> **Problem to solve**:
Pictures stay out of your copy, but everything else in the records below must be repeated exactly.

— start Supplied material —

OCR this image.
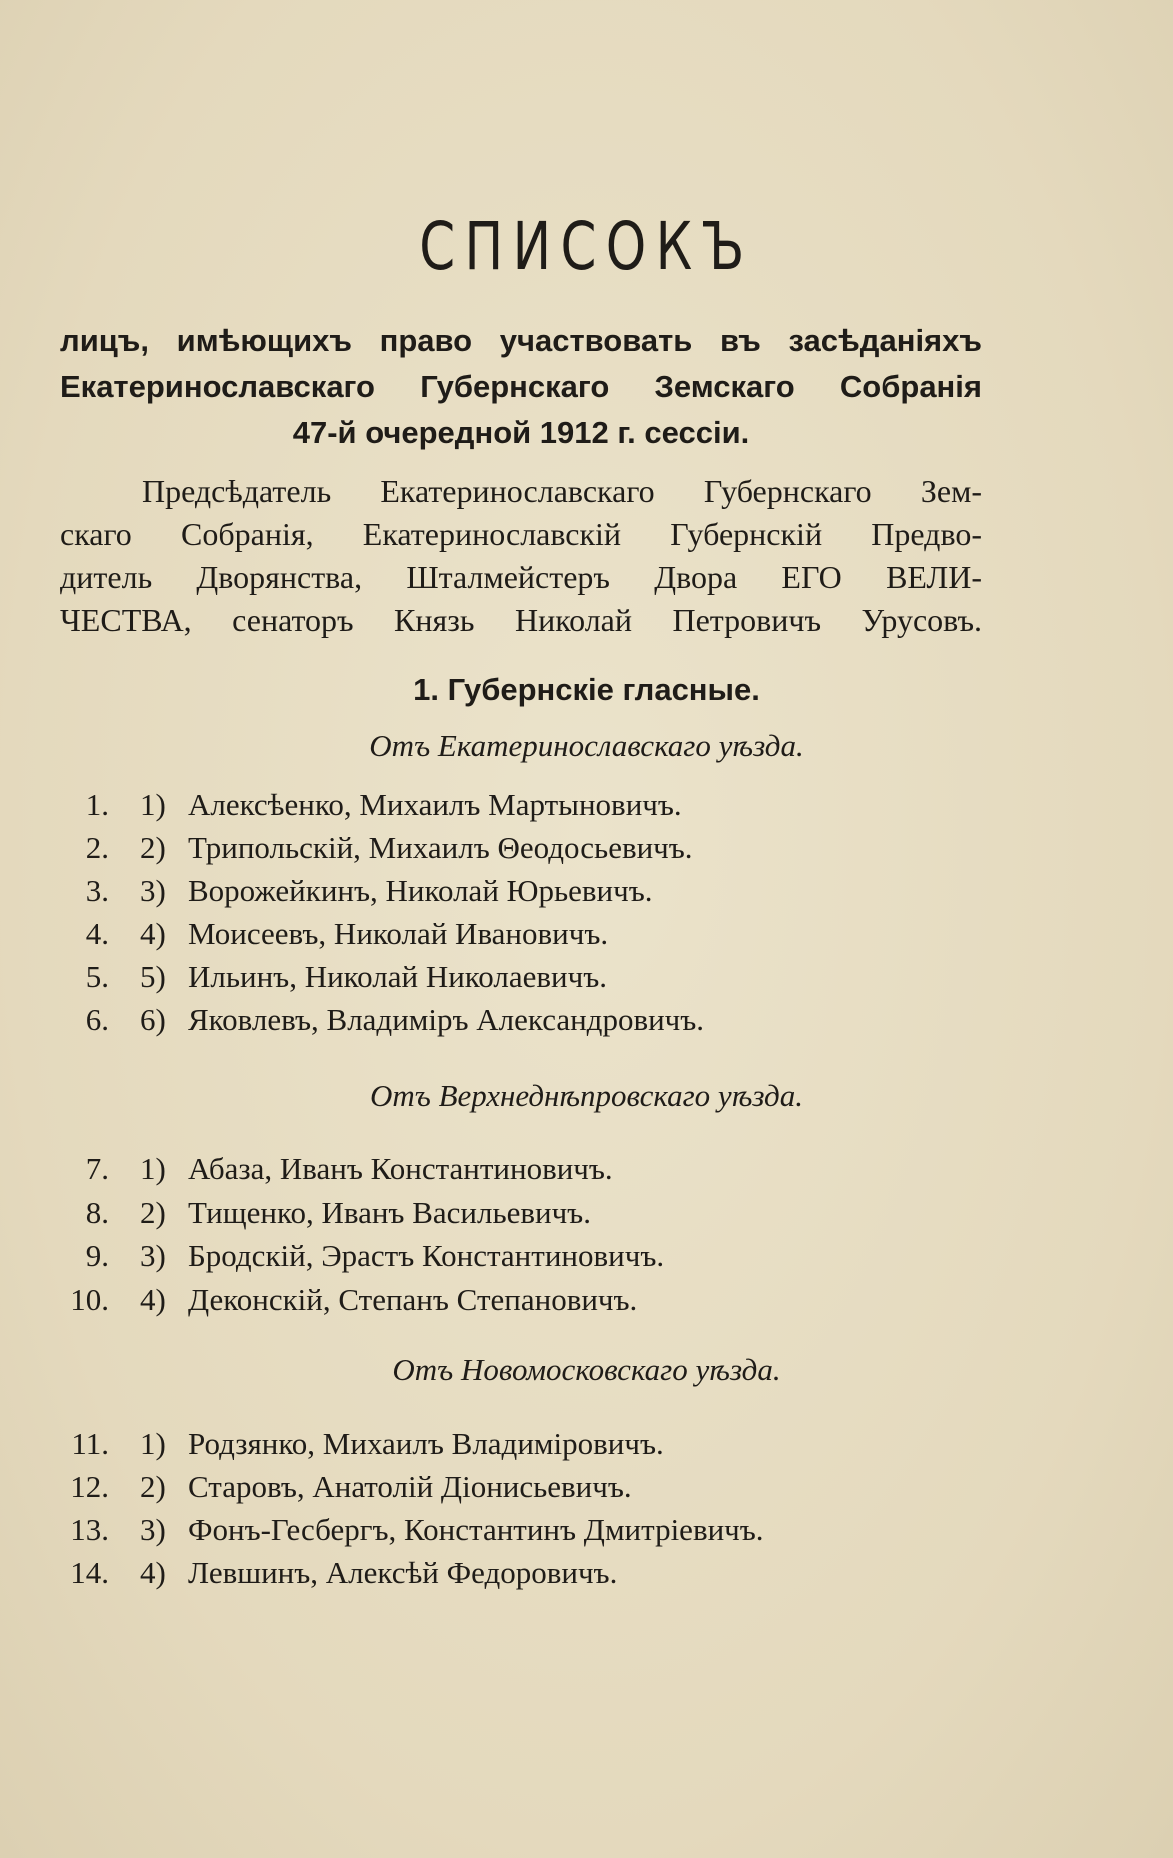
СПИСОКЪ
лицъ, имѣющихъ право участвовать въ засѣданіяхъ
Екатеринославскаго Губернскаго Земскаго Собранія
47-й очередной 1912 г. сессіи.
Предсѣдатель Екатеринославскаго Губернскаго Зем-
скаго Собранія, Екатеринославскій Губернскій Предво-
дитель Дворянства, Шталмейстеръ Двора ЕГО ВЕЛИ-
ЧЕСТВА, сенаторъ Князь Николай Петровичъ Урусовъ.
1. Губернскіе гласные.
Отъ Екатеринославскаго уѣзда.
1. 1) Алексѣенко, Михаилъ Мартыновичъ.
2. 2) Трипольскій, Михаилъ Θеодосьевичъ.
3. 3) Ворожейкинъ, Николай Юрьевичъ.
4. 4) Моисеевъ, Николай Ивановичъ.
5. 5) Ильинъ, Николай Николаевичъ.
6. 6) Яковлевъ, Владиміръ Александровичъ.
Отъ Верхнеднѣпровскаго уѣзда.
7. 1) Абаза, Иванъ Константиновичъ.
8. 2) Тищенко, Иванъ Васильевичъ.
9. 3) Бродскій, Эрастъ Константиновичъ.
10. 4) Деконскій, Степанъ Степановичъ.
Отъ Новомосковскаго уѣзда.
11. 1) Родзянко, Михаилъ Владиміровичъ.
12. 2) Старовъ, Анатолій Діонисьевичъ.
13. 3) Фонъ-Гесбергъ, Константинъ Дмитріевичъ.
14. 4) Левшинъ, Алексѣй Федоровичъ.
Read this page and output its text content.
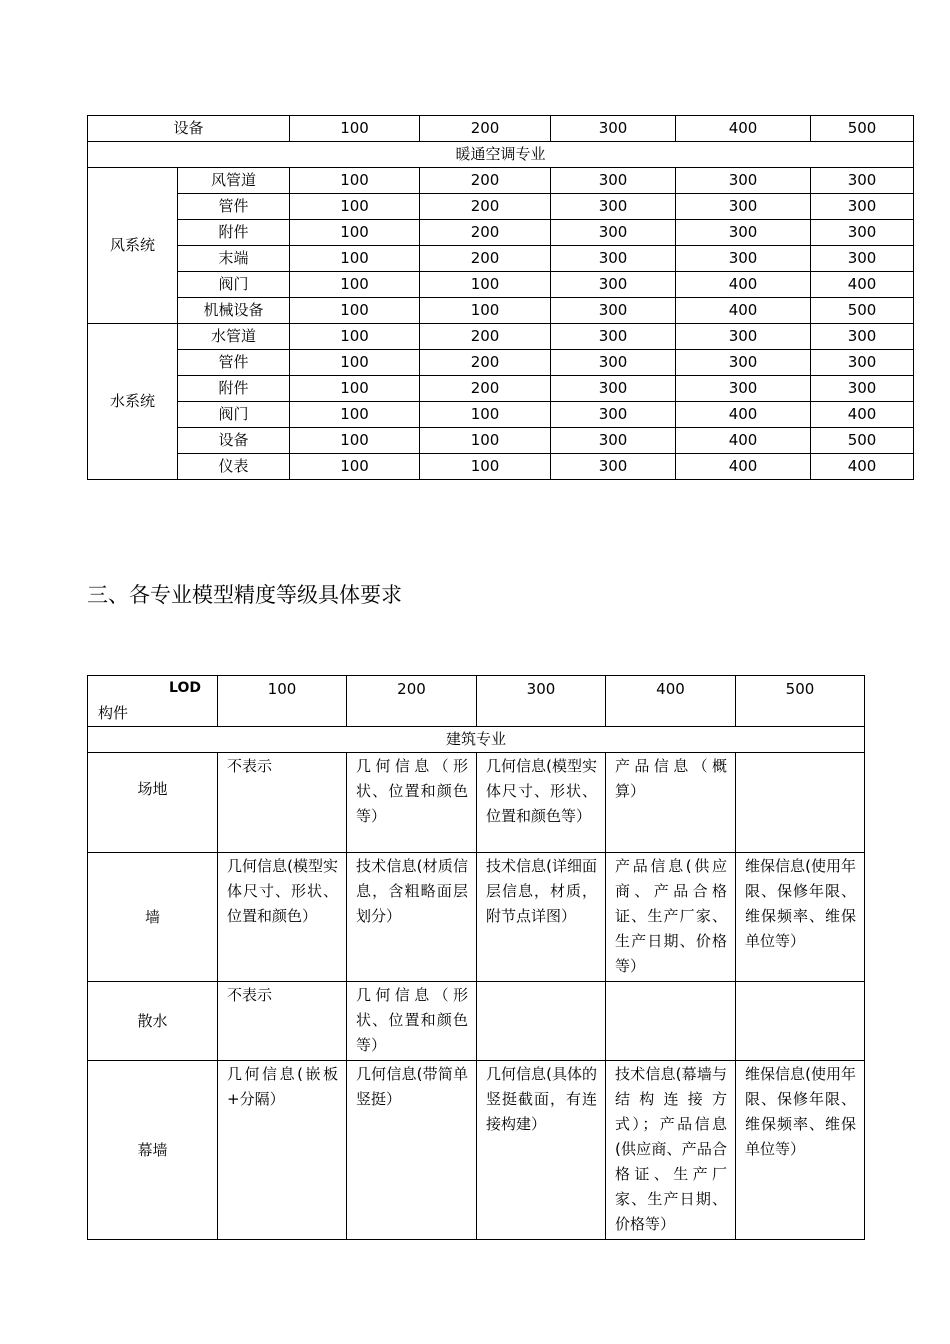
设备		100	200	300	400	500
暖通空调专业						
风系统	风管道	100	200	300	300	300
	管件	100	200	300	300	300
	附件	100	200	300	300	300
	末端	100	200	300	300	300
	阀门	100	100	300	400	400
	机械设备	100	100	300	400	500
水系统	水管道	100	200	300	300	300
	管件	100	200	300	300	300
	附件	100	200	300	300	300
	阀门	100	100	300	400	400
	设备	100	100	300	400	500
	仪表	100	100	300	400	400
三、各专业模型精度等级具体要求
LOD
构件	100	200	300	400	500
建筑专业					
场地	不表示	几何信息（形状、位置和颜色等）	几何信息(模型实体尺寸、形状、位置和颜色等）	产品信息（概算）	
墙	几何信息(模型实体尺寸、形状、位置和颜色）	技术信息(材质信息，含粗略面层划分）	技术信息(详细面层信息，材质，附节点详图）	产品信息(供应商、产品合格证、生产厂家、生产日期、价格等）	维保信息(使用年限、保修年限、维保频率、维保单位等）
散水	不表示	几何信息（形状、位置和颜色等）			
幕墙	几何信息(嵌板+分隔）	几何信息(带简单竖挺）	几何信息(具体的竖挺截面，有连接构建）	技术信息(幕墙与结构连接方式）；产品信息(供应商、产品合格证、生产厂家、生产日期、价格等）	维保信息(使用年限、保修年限、维保频率、维保单位等）
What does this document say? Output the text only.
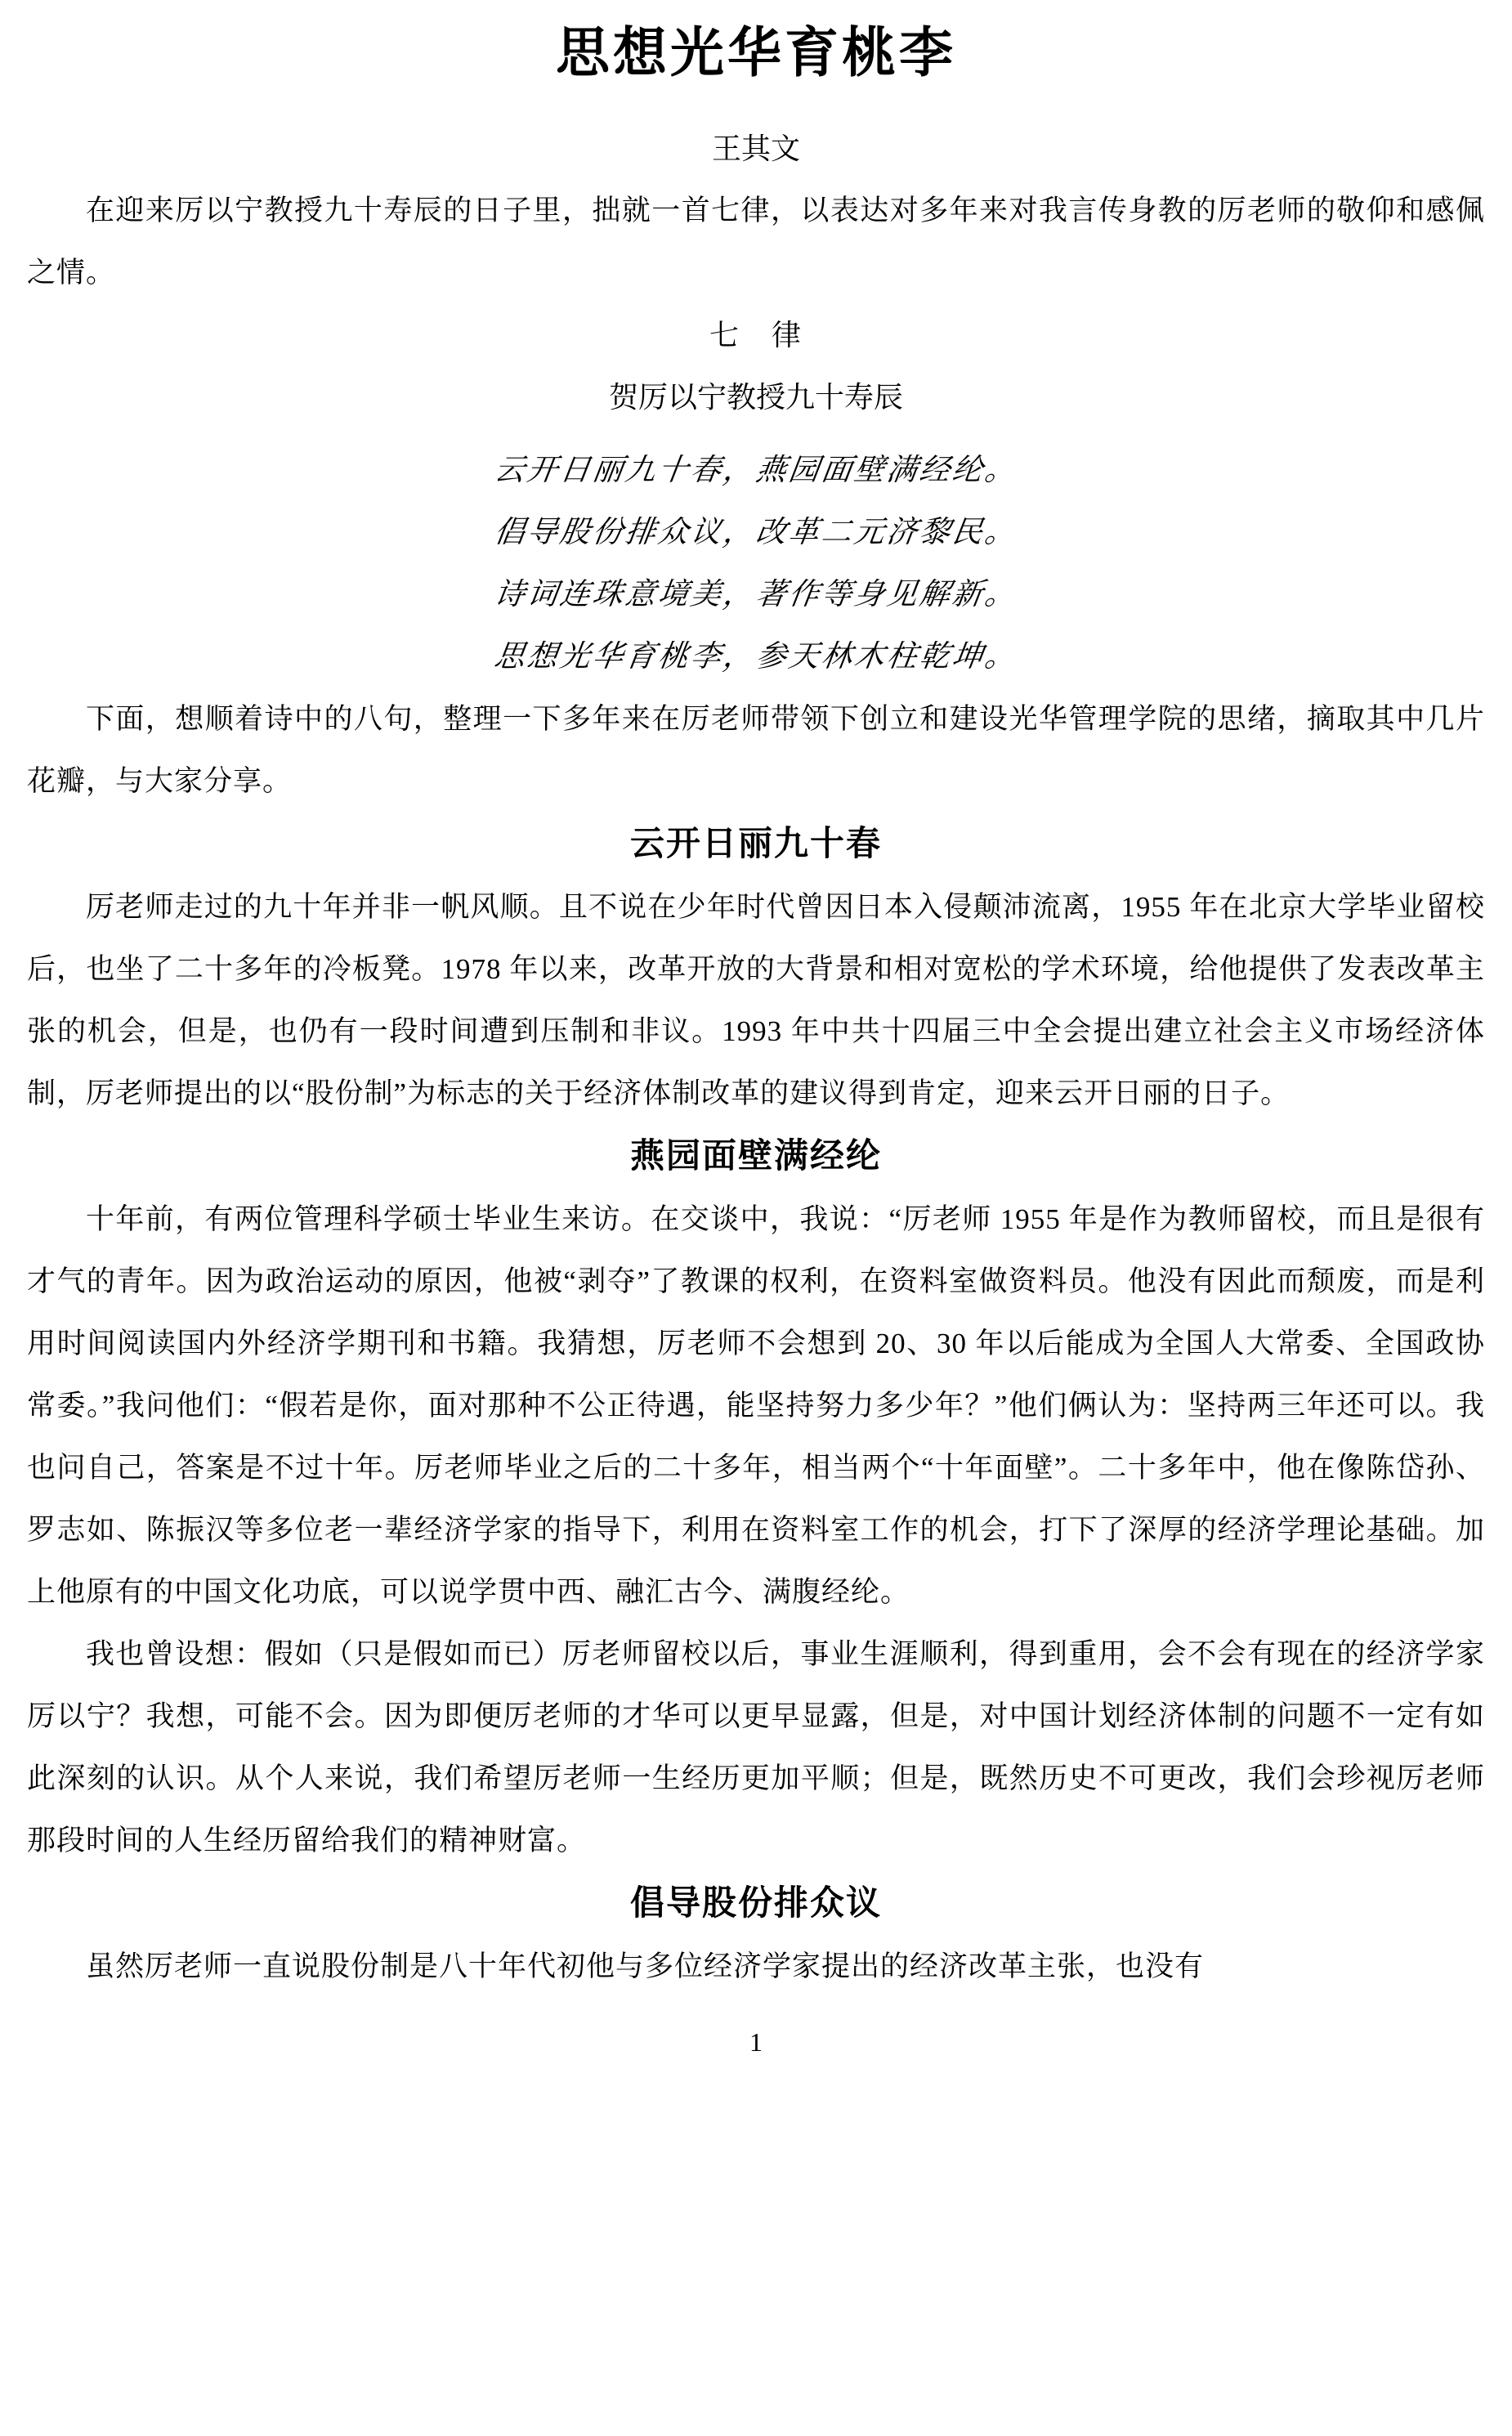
思想光华育桃李
王其文

在迎来厉以宁教授九十寿辰的日子里，拙就一首七律，以表达对多年来对我言传身教的厉老师的敬仰和感佩之情。

七　律
贺厉以宁教授九十寿辰
云开日丽九十春，燕园面壁满经纶。
倡导股份排众议，改革二元济黎民。
诗词连珠意境美，著作等身见解新。
思想光华育桃李，参天林木柱乾坤。

下面，想顺着诗中的八句，整理一下多年来在厉老师带领下创立和建设光华管理学院的思绪，摘取其中几片花瓣，与大家分享。

云开日丽九十春

厉老师走过的九十年并非一帆风顺。且不说在少年时代曾因日本入侵颠沛流离，1955 年在北京大学毕业留校后，也坐了二十多年的冷板凳。1978 年以来，改革开放的大背景和相对宽松的学术环境，给他提供了发表改革主张的机会，但是，也仍有一段时间遭到压制和非议。1993 年中共十四届三中全会提出建立社会主义市场经济体制，厉老师提出的以“股份制”为标志的关于经济体制改革的建议得到肯定，迎来云开日丽的日子。

燕园面壁满经纶

十年前，有两位管理科学硕士毕业生来访。在交谈中，我说：“厉老师 1955 年是作为教师留校，而且是很有才气的青年。因为政治运动的原因，他被“剥夺”了教课的权利，在资料室做资料员。他没有因此而颓废，而是利用时间阅读国内外经济学期刊和书籍。我猜想，厉老师不会想到 20、30 年以后能成为全国人大常委、全国政协常委。”我问他们：“假若是你，面对那种不公正待遇，能坚持努力多少年？”他们俩认为：坚持两三年还可以。我也问自己，答案是不过十年。厉老师毕业之后的二十多年，相当两个“十年面壁”。二十多年中，他在像陈岱孙、罗志如、陈振汉等多位老一辈经济学家的指导下，利用在资料室工作的机会，打下了深厚的经济学理论基础。加上他原有的中国文化功底，可以说学贯中西、融汇古今、满腹经纶。

我也曾设想：假如（只是假如而已）厉老师留校以后，事业生涯顺利，得到重用，会不会有现在的经济学家厉以宁？我想，可能不会。因为即便厉老师的才华可以更早显露，但是，对中国计划经济体制的问题不一定有如此深刻的认识。从个人来说，我们希望厉老师一生经历更加平顺；但是，既然历史不可更改，我们会珍视厉老师那段时间的人生经历留给我们的精神财富。

倡导股份排众议

虽然厉老师一直说股份制是八十年代初他与多位经济学家提出的经济改革主张，也没有

1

— end Supplied material —

> **Task output**:
OCR this image.
СПИСОКЪ
лицъ, имѣющихъ право участвовать въ засѣданіяхъ
Екатеринославскаго Губернскаго Земскаго Собранія
47-й очередной 1912 г. сессіи.
Предсѣдатель Екатеринославскаго Губернскаго Зем-
скаго Собранія, Екатеринославскій Губернскій Предво-
дитель Дворянства, Шталмейстеръ Двора ЕГО ВЕЛИ-
ЧЕСТВА, сенаторъ Князь Николай Петровичъ Урусовъ.
1. Губернскіе гласные.
Отъ Екатеринославскаго уѣзда.
1. 1) Алексѣенко, Михаилъ Мартыновичъ.
2. 2) Трипольскій, Михаилъ Θеодосьевичъ.
3. 3) Ворожейкинъ, Николай Юрьевичъ.
4. 4) Моисеевъ, Николай Ивановичъ.
5. 5) Ильинъ, Николай Николаевичъ.
6. 6) Яковлевъ, Владиміръ Александровичъ.
Отъ Верхнеднѣпровскаго уѣзда.
7. 1) Абаза, Иванъ Константиновичъ.
8. 2) Тищенко, Иванъ Васильевичъ.
9. 3) Бродскій, Эрастъ Константиновичъ.
10. 4) Деконскій, Степанъ Степановичъ.
Отъ Новомосковскаго уѣзда.
11. 1) Родзянко, Михаилъ Владиміровичъ.
12. 2) Старовъ, Анатолій Діонисьевичъ.
13. 3) Фонъ-Гесбергъ, Константинъ Дмитріевичъ.
14. 4) Левшинъ, Алексѣй Федоровичъ.
Read this page and output its text content.
设备		100	200	300	400	500
暖通空调专业						
风系统	风管道	100	200	300	300	300
	管件	100	200	300	300	300
	附件	100	200	300	300	300
	末端	100	200	300	300	300
	阀门	100	100	300	400	400
	机械设备	100	100	300	400	500
水系统	水管道	100	200	300	300	300
	管件	100	200	300	300	300
	附件	100	200	300	300	300
	阀门	100	100	300	400	400
	设备	100	100	300	400	500
	仪表	100	100	300	400	400
三、各专业模型精度等级具体要求
LOD
构件	100	200	300	400	500
建筑专业					
场地	不表示	几何信息（形状、位置和颜色等）	几何信息(模型实体尺寸、形状、位置和颜色等）	产品信息（概算）	
墙	几何信息(模型实体尺寸、形状、位置和颜色）	技术信息(材质信息，含粗略面层划分）	技术信息(详细面层信息，材质，附节点详图）	产品信息(供应商、产品合格证、生产厂家、生产日期、价格等）	维保信息(使用年限、保修年限、维保频率、维保单位等）
散水	不表示	几何信息（形状、位置和颜色等）			
幕墙	几何信息(嵌板+分隔）	几何信息(带简单竖挺）	几何信息(具体的竖挺截面，有连接构建）	技术信息(幕墙与结构连接方式）；产品信息(供应商、产品合格证、生产厂家、生产日期、价格等）	维保信息(使用年限、保修年限、维保频率、维保单位等）
What does this document say? Output the text only.
思想光华育桃李
王其文

在迎来厉以宁教授九十寿辰的日子里，拙就一首七律，以表达对多年来对我言传身教的厉老师的敬仰和感佩之情。

七　律
贺厉以宁教授九十寿辰
云开日丽九十春，燕园面壁满经纶。
倡导股份排众议，改革二元济黎民。
诗词连珠意境美，著作等身见解新。
思想光华育桃李，参天林木柱乾坤。

下面，想顺着诗中的八句，整理一下多年来在厉老师带领下创立和建设光华管理学院的思绪，摘取其中几片花瓣，与大家分享。

云开日丽九十春

厉老师走过的九十年并非一帆风顺。且不说在少年时代曾因日本入侵颠沛流离，1955 年在北京大学毕业留校后，也坐了二十多年的冷板凳。1978 年以来，改革开放的大背景和相对宽松的学术环境，给他提供了发表改革主张的机会，但是，也仍有一段时间遭到压制和非议。1993 年中共十四届三中全会提出建立社会主义市场经济体制，厉老师提出的以“股份制”为标志的关于经济体制改革的建议得到肯定，迎来云开日丽的日子。

燕园面壁满经纶

十年前，有两位管理科学硕士毕业生来访。在交谈中，我说：“厉老师 1955 年是作为教师留校，而且是很有才气的青年。因为政治运动的原因，他被“剥夺”了教课的权利，在资料室做资料员。他没有因此而颓废，而是利用时间阅读国内外经济学期刊和书籍。我猜想，厉老师不会想到 20、30 年以后能成为全国人大常委、全国政协常委。”我问他们：“假若是你，面对那种不公正待遇，能坚持努力多少年？”他们俩认为：坚持两三年还可以。我也问自己，答案是不过十年。厉老师毕业之后的二十多年，相当两个“十年面壁”。二十多年中，他在像陈岱孙、罗志如、陈振汉等多位老一辈经济学家的指导下，利用在资料室工作的机会，打下了深厚的经济学理论基础。加上他原有的中国文化功底，可以说学贯中西、融汇古今、满腹经纶。

我也曾设想：假如（只是假如而已）厉老师留校以后，事业生涯顺利，得到重用，会不会有现在的经济学家厉以宁？我想，可能不会。因为即便厉老师的才华可以更早显露，但是，对中国计划经济体制的问题不一定有如此深刻的认识。从个人来说，我们希望厉老师一生经历更加平顺；但是，既然历史不可更改，我们会珍视厉老师那段时间的人生经历留给我们的精神财富。

倡导股份排众议

虽然厉老师一直说股份制是八十年代初他与多位经济学家提出的经济改革主张，也没有

1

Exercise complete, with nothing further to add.